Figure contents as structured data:
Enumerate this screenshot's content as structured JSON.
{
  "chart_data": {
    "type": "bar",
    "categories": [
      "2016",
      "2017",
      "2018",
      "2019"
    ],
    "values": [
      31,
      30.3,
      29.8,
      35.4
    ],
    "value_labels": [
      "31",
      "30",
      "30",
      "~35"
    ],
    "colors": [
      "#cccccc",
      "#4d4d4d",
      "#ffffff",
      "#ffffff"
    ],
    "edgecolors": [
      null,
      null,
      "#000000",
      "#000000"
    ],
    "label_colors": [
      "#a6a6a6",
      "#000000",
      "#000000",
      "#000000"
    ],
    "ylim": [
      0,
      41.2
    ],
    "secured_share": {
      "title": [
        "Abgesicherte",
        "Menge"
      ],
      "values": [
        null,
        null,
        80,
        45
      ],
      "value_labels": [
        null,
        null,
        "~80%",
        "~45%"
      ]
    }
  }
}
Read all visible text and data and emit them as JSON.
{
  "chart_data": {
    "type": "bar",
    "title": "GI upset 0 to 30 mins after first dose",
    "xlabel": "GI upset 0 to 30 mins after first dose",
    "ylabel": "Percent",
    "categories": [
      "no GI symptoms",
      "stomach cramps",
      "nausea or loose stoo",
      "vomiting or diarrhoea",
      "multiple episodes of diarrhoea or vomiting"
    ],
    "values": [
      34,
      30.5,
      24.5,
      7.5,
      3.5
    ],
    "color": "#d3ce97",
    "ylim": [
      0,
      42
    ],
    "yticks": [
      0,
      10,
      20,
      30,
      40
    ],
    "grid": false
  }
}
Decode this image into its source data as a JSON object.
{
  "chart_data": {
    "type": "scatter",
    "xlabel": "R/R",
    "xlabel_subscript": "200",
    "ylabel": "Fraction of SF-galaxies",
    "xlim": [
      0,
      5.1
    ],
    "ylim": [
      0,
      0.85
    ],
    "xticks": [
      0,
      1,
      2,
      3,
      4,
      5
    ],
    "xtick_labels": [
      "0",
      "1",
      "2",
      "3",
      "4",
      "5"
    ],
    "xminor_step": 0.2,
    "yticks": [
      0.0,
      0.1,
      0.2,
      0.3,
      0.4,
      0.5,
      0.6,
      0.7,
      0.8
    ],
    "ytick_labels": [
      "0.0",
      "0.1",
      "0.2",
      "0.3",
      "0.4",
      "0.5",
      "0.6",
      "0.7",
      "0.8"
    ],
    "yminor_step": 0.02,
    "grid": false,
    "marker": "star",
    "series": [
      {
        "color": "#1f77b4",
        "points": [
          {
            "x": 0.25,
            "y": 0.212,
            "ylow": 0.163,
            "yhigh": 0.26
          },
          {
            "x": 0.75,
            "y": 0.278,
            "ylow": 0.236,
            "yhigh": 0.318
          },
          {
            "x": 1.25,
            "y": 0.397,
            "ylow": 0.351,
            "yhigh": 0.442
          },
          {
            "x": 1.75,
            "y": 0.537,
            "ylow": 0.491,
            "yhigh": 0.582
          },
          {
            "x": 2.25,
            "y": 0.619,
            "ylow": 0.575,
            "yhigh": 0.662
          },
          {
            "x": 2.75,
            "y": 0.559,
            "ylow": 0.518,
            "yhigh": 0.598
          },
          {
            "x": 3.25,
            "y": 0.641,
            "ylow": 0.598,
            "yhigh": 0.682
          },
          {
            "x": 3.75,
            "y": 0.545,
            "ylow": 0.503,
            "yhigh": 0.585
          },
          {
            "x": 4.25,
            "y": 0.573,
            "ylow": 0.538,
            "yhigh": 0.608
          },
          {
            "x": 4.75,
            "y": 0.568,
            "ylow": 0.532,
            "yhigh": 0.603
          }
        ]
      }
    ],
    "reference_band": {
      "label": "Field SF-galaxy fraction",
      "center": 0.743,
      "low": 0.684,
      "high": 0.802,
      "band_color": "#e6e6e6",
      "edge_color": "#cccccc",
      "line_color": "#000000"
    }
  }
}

The task: Transcribe the data. Leave every line exactly as it is.

Reply to the task:
Enumerate this screenshot's content as structured JSON.
{
  "chart_data": {
    "type": "bar",
    "categories": [
      "2016",
      "2017",
      "2018",
      "2019"
    ],
    "values": [
      31,
      30.3,
      29.8,
      35.4
    ],
    "value_labels": [
      "31",
      "30",
      "30",
      "~35"
    ],
    "colors": [
      "#cccccc",
      "#4d4d4d",
      "#ffffff",
      "#ffffff"
    ],
    "edgecolors": [
      null,
      null,
      "#000000",
      "#000000"
    ],
    "label_colors": [
      "#a6a6a6",
      "#000000",
      "#000000",
      "#000000"
    ],
    "ylim": [
      0,
      41.2
    ],
    "secured_share": {
      "title": [
        "Abgesicherte",
        "Menge"
      ],
      "values": [
        null,
        null,
        80,
        45
      ],
      "value_labels": [
        null,
        null,
        "~80%",
        "~45%"
      ]
    }
  }
}
Read all visible text and data and emit them as JSON.
{
  "chart_data": {
    "type": "bar",
    "title": "GI upset 0 to 30 mins after first dose",
    "xlabel": "GI upset 0 to 30 mins after first dose",
    "ylabel": "Percent",
    "categories": [
      "no GI symptoms",
      "stomach cramps",
      "nausea or loose stoo",
      "vomiting or diarrhoea",
      "multiple episodes of diarrhoea or vomiting"
    ],
    "values": [
      34,
      30.5,
      24.5,
      7.5,
      3.5
    ],
    "color": "#d3ce97",
    "ylim": [
      0,
      42
    ],
    "yticks": [
      0,
      10,
      20,
      30,
      40
    ],
    "grid": false
  }
}
Decode this image into its source data as a JSON object.
{
  "chart_data": {
    "type": "scatter",
    "xlabel": "R/R",
    "xlabel_subscript": "200",
    "ylabel": "Fraction of SF-galaxies",
    "xlim": [
      0,
      5.1
    ],
    "ylim": [
      0,
      0.85
    ],
    "xticks": [
      0,
      1,
      2,
      3,
      4,
      5
    ],
    "xtick_labels": [
      "0",
      "1",
      "2",
      "3",
      "4",
      "5"
    ],
    "xminor_step": 0.2,
    "yticks": [
      0.0,
      0.1,
      0.2,
      0.3,
      0.4,
      0.5,
      0.6,
      0.7,
      0.8
    ],
    "ytick_labels": [
      "0.0",
      "0.1",
      "0.2",
      "0.3",
      "0.4",
      "0.5",
      "0.6",
      "0.7",
      "0.8"
    ],
    "yminor_step": 0.02,
    "grid": false,
    "marker": "star",
    "series": [
      {
        "color": "#1f77b4",
        "points": [
          {
            "x": 0.25,
            "y": 0.212,
            "ylow": 0.163,
            "yhigh": 0.26
          },
          {
            "x": 0.75,
            "y": 0.278,
            "ylow": 0.236,
            "yhigh": 0.318
          },
          {
            "x": 1.25,
            "y": 0.397,
            "ylow": 0.351,
            "yhigh": 0.442
          },
          {
            "x": 1.75,
            "y": 0.537,
            "ylow": 0.491,
            "yhigh": 0.582
          },
          {
            "x": 2.25,
            "y": 0.619,
            "ylow": 0.575,
            "yhigh": 0.662
          },
          {
            "x": 2.75,
            "y": 0.559,
            "ylow": 0.518,
            "yhigh": 0.598
          },
          {
            "x": 3.25,
            "y": 0.641,
            "ylow": 0.598,
            "yhigh": 0.682
          },
          {
            "x": 3.75,
            "y": 0.545,
            "ylow": 0.503,
            "yhigh": 0.585
          },
          {
            "x": 4.25,
            "y": 0.573,
            "ylow": 0.538,
            "yhigh": 0.608
          },
          {
            "x": 4.75,
            "y": 0.568,
            "ylow": 0.532,
            "yhigh": 0.603
          }
        ]
      }
    ],
    "reference_band": {
      "label": "Field SF-galaxy fraction",
      "center": 0.743,
      "low": 0.684,
      "high": 0.802,
      "band_color": "#e6e6e6",
      "edge_color": "#cccccc",
      "line_color": "#000000"
    }
  }
}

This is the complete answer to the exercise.